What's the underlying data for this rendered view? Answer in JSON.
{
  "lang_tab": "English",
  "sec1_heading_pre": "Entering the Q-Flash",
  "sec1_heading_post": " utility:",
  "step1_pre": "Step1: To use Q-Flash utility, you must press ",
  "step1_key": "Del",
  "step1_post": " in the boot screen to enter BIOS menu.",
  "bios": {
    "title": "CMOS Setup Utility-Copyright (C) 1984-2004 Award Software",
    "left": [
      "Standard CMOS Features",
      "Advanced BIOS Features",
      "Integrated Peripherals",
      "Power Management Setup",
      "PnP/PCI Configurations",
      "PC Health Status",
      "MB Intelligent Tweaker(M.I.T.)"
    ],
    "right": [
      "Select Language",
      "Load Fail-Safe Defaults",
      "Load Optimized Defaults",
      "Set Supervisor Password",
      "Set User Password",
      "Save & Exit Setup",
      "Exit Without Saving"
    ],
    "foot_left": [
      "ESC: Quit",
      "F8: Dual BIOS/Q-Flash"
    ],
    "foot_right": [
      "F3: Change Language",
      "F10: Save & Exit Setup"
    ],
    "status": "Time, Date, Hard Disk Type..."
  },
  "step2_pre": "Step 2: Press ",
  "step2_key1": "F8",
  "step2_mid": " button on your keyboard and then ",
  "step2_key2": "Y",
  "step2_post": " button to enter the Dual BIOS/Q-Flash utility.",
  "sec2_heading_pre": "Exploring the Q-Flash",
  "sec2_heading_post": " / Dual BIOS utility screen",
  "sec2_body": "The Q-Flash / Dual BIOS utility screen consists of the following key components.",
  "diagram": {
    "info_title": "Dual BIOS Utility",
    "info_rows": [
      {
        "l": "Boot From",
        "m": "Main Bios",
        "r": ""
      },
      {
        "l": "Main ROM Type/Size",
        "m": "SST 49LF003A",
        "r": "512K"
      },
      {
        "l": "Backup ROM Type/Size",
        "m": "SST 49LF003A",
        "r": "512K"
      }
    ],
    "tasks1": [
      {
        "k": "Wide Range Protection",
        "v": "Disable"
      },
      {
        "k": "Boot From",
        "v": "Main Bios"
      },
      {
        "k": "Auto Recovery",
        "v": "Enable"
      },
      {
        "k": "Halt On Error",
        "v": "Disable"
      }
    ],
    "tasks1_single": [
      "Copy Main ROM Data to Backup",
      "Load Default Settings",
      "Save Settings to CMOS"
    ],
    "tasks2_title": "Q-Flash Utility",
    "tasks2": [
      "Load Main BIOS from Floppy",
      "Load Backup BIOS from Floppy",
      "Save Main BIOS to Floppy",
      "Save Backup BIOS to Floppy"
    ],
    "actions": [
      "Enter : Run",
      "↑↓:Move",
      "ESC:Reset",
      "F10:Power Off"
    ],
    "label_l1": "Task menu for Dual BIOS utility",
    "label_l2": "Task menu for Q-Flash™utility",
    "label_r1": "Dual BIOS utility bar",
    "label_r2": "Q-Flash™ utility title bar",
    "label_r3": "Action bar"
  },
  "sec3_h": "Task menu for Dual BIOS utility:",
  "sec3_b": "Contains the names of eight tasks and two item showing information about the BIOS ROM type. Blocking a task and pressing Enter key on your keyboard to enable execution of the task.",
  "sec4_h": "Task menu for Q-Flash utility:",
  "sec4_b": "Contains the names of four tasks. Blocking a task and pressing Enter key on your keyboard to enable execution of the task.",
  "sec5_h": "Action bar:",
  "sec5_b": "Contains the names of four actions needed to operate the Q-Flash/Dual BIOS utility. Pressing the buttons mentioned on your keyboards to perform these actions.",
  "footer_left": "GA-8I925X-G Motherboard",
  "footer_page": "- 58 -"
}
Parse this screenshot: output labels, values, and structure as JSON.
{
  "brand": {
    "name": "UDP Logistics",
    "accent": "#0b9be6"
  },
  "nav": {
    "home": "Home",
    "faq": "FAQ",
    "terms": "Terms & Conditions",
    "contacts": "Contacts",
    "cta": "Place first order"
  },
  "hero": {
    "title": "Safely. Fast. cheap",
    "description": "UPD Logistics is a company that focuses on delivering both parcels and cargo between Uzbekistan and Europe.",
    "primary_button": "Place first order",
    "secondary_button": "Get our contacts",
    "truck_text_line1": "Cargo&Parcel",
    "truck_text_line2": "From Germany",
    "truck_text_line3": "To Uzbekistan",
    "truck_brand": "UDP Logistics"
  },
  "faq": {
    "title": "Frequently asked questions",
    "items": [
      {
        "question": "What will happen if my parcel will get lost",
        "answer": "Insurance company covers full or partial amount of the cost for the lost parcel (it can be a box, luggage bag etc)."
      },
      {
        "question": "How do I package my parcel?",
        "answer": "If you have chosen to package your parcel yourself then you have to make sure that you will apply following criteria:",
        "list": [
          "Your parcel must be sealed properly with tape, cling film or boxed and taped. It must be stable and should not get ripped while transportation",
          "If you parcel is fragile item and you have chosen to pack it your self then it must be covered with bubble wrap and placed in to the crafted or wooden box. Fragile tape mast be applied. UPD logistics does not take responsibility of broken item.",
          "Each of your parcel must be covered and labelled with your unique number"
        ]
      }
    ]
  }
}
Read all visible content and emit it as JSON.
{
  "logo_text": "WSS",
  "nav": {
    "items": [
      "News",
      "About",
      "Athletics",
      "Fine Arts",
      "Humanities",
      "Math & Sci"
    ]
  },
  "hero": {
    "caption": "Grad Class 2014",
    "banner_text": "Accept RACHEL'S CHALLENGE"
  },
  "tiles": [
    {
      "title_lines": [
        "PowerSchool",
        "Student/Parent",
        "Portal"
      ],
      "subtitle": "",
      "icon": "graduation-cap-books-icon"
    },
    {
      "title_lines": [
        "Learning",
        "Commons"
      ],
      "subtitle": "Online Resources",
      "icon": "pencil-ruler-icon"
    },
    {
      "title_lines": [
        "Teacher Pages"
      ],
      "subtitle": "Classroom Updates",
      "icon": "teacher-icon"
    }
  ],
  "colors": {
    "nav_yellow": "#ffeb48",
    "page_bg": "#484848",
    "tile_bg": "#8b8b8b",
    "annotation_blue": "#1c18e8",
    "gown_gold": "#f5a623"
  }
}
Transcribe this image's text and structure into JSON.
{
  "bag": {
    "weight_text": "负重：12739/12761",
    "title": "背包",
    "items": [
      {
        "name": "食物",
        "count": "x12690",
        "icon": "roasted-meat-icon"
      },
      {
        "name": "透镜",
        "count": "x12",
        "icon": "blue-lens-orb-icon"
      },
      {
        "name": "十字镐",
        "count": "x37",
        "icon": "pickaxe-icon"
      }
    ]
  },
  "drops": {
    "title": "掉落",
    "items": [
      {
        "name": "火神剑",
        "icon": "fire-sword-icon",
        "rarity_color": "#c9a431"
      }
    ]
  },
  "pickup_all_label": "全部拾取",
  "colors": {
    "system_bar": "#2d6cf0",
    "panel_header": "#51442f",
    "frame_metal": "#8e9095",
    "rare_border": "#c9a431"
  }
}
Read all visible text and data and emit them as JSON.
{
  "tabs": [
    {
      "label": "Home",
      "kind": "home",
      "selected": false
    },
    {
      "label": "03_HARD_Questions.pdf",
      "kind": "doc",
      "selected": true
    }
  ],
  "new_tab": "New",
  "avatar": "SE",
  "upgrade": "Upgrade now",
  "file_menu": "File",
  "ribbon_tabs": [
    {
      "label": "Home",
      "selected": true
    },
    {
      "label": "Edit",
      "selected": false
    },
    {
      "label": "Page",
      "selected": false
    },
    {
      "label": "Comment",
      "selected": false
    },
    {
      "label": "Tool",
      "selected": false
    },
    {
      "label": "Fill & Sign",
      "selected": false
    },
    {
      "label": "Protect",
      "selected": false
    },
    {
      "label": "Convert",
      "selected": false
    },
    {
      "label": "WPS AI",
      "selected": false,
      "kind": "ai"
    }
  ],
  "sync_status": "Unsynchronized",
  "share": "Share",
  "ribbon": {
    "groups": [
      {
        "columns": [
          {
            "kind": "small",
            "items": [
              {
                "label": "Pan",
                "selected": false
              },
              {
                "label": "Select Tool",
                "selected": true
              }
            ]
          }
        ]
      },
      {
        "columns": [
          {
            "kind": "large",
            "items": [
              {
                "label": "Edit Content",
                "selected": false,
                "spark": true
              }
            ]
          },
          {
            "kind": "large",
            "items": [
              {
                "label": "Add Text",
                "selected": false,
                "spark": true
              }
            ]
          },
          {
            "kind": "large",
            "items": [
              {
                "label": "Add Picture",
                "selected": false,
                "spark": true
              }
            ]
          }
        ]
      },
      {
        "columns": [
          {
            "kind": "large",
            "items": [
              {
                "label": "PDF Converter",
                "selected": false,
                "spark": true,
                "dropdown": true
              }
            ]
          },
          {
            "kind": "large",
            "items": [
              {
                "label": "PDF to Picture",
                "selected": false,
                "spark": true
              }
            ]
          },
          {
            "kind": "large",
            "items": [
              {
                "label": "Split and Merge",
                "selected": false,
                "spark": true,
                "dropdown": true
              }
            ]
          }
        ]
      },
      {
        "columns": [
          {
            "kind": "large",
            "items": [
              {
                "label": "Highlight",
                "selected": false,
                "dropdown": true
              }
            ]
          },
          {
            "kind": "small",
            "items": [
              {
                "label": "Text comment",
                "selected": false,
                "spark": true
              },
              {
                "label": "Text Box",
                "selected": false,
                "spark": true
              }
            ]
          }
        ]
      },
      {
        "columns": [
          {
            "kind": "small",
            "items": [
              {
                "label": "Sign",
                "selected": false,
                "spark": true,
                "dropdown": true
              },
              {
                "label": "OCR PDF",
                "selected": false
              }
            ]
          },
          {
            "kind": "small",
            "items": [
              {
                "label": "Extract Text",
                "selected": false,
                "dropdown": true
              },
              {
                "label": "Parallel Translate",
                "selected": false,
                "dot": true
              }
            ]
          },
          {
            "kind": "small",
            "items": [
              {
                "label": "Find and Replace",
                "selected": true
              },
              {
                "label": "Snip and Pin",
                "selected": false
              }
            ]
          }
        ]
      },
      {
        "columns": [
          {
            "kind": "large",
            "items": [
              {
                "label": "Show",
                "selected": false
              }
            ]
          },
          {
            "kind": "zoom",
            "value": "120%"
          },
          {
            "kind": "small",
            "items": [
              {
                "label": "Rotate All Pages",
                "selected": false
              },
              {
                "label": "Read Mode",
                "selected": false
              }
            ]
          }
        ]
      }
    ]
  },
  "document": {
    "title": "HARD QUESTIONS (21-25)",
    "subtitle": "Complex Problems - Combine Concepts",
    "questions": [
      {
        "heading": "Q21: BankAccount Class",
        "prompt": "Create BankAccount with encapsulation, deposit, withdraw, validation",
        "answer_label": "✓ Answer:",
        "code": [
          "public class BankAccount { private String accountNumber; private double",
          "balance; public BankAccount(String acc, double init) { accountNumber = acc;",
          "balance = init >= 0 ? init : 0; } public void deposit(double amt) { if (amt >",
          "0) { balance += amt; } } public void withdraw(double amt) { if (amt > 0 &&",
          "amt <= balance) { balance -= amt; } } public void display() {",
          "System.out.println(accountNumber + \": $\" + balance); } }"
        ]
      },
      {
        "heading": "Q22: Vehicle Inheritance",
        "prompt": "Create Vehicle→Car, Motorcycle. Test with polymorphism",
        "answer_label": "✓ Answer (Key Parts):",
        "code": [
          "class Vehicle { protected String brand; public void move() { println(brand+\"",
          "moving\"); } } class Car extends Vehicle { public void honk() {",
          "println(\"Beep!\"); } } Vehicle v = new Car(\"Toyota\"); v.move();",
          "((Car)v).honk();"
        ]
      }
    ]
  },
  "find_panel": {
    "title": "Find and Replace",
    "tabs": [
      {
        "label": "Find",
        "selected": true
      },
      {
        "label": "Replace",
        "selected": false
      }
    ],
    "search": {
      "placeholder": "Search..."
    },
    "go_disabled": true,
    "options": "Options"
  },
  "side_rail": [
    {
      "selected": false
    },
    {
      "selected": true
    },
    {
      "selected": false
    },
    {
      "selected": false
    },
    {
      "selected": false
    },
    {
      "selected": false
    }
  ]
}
------------------------------------------------------------------------
* [DESCRIPTION OF THE TASK]: Locate the word "Size" in the data above. Copy every line carrying it.

* [FULL OUTPUT]:
        "l": "Main ROM Type/Size",
        "l": "Backup ROM Type/Size",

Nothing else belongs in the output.